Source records
----------

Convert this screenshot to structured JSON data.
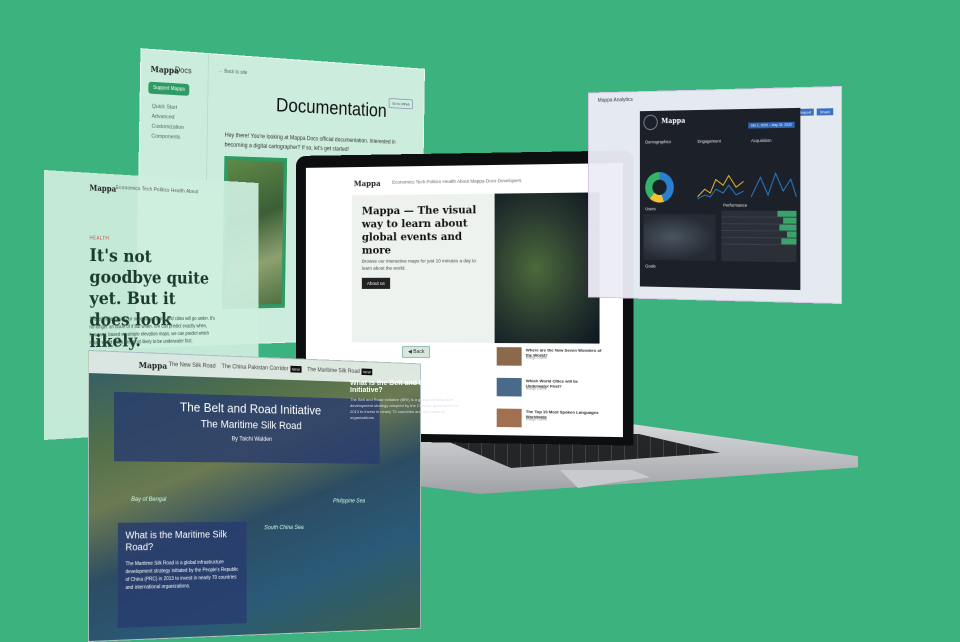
{
  "docs": {
    "brand": "Mappa",
    "nav_link": "Docs",
    "support_button": "Support Mappa",
    "sidebar_links": [
      "Quick Start",
      "Advanced Customization",
      "Components"
    ],
    "back_link": "← Back to site",
    "tag": "Go to Github",
    "title": "Documentation",
    "intro": "Hey there! You're looking at Mappa Docs official documentation. Interested in becoming a digital cartographer? If so, let's get started!"
  },
  "article": {
    "brand": "Mappa",
    "nav": "Economics  Tech  Politics  Health  About",
    "section": "HEALTH",
    "headline": "It's not goodbye quite yet. But it does look likely.",
    "body": "There's little doubt our oceans are rising and cities will go under. It's no longer an issue of if but when. We can predict exactly when, however, based on simple elevation maps, we can predict which major world cities are most likely to be underwater first."
  },
  "analytics": {
    "title": "Mappa Analytics",
    "tabs": [
      "Import",
      "Share"
    ],
    "dash_brand": "Mappa",
    "date_range": "Jan 1, 2020 – May 30, 2020",
    "demographics_label": "Demographics",
    "engagement_label": "Engagement",
    "acquisition_label": "Acquisition",
    "users_label": "Users",
    "performance_label": "Performance",
    "goals_label": "Goals"
  },
  "laptop": {
    "brand": "Mappa",
    "nav": "Economics  Tech  Politics  Health  About  Mappa  Docs  Developers",
    "hero_title": "Mappa — The visual way to learn about global events and more",
    "hero_sub": "Browse our interactive maps for just 10 minutes a day to learn about the world.",
    "about_button": "About us",
    "list": [
      {
        "title": "Where are the New Seven Wonders of the World?",
        "meta": "Margo Dafoe"
      },
      {
        "title": "Which World Cities will be Underwater First?",
        "meta": "Margo Dafoe"
      },
      {
        "title": "The Top 10 Most Spoken Languages Worldwide",
        "meta": "Margo Dafoe"
      }
    ]
  },
  "fragment": {
    "headline": "What is the Belt and Road Initiative?",
    "body": "The Belt and Road Initiative (BRI) is a global infrastructure development strategy adopted by the Chinese government in 2013 to invest in nearly 70 countries and international organizations."
  },
  "silk": {
    "brand": "Mappa",
    "nav_items": [
      "The New Silk Road",
      "The China Pakistan Corridor",
      "The Maritime Silk Road"
    ],
    "new_badge": "NEW",
    "back_button": "◀ Back",
    "title": "The Belt and Road Initiative",
    "subtitle": "The Maritime Silk Road",
    "byline": "By Taichi Walden",
    "info_heading": "What is the Maritime Silk Road?",
    "info_body": "The Maritime Silk Road is a global infrastructure development strategy initiated by the People's Republic of China (PRC) in 2013 to invest in nearly 70 countries and international organizations.",
    "sea_labels": [
      "Bay of Bengal",
      "South China Sea",
      "Philippine Sea"
    ]
  }
}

----------

### [Problem to work on]
Replicate the material above verbatim; images stay out of the copy.

### [Exercise solution]
Convert this screenshot to structured JSON data.
{
  "docs": {
    "brand": "Mappa",
    "nav_link": "Docs",
    "support_button": "Support Mappa",
    "sidebar_links": [
      "Quick Start",
      "Advanced Customization",
      "Components"
    ],
    "back_link": "← Back to site",
    "tag": "Go to Github",
    "title": "Documentation",
    "intro": "Hey there! You're looking at Mappa Docs official documentation. Interested in becoming a digital cartographer? If so, let's get started!"
  },
  "article": {
    "brand": "Mappa",
    "nav": "Economics  Tech  Politics  Health  About",
    "section": "HEALTH",
    "headline": "It's not goodbye quite yet. But it does look likely.",
    "body": "There's little doubt our oceans are rising and cities will go under. It's no longer an issue of if but when. We can predict exactly when, however, based on simple elevation maps, we can predict which major world cities are most likely to be underwater first."
  },
  "analytics": {
    "title": "Mappa Analytics",
    "tabs": [
      "Import",
      "Share"
    ],
    "dash_brand": "Mappa",
    "date_range": "Jan 1, 2020 – May 30, 2020",
    "demographics_label": "Demographics",
    "engagement_label": "Engagement",
    "acquisition_label": "Acquisition",
    "users_label": "Users",
    "performance_label": "Performance",
    "goals_label": "Goals"
  },
  "laptop": {
    "brand": "Mappa",
    "nav": "Economics  Tech  Politics  Health  About  Mappa  Docs  Developers",
    "hero_title": "Mappa — The visual way to learn about global events and more",
    "hero_sub": "Browse our interactive maps for just 10 minutes a day to learn about the world.",
    "about_button": "About us",
    "list": [
      {
        "title": "Where are the New Seven Wonders of the World?",
        "meta": "Margo Dafoe"
      },
      {
        "title": "Which World Cities will be Underwater First?",
        "meta": "Margo Dafoe"
      },
      {
        "title": "The Top 10 Most Spoken Languages Worldwide",
        "meta": "Margo Dafoe"
      }
    ]
  },
  "fragment": {
    "headline": "What is the Belt and Road Initiative?",
    "body": "The Belt and Road Initiative (BRI) is a global infrastructure development strategy adopted by the Chinese government in 2013 to invest in nearly 70 countries and international organizations."
  },
  "silk": {
    "brand": "Mappa",
    "nav_items": [
      "The New Silk Road",
      "The China Pakistan Corridor",
      "The Maritime Silk Road"
    ],
    "new_badge": "NEW",
    "back_button": "◀ Back",
    "title": "The Belt and Road Initiative",
    "subtitle": "The Maritime Silk Road",
    "byline": "By Taichi Walden",
    "info_heading": "What is the Maritime Silk Road?",
    "info_body": "The Maritime Silk Road is a global infrastructure development strategy initiated by the People's Republic of China (PRC) in 2013 to invest in nearly 70 countries and international organizations.",
    "sea_labels": [
      "Bay of Bengal",
      "South China Sea",
      "Philippine Sea"
    ]
  }
}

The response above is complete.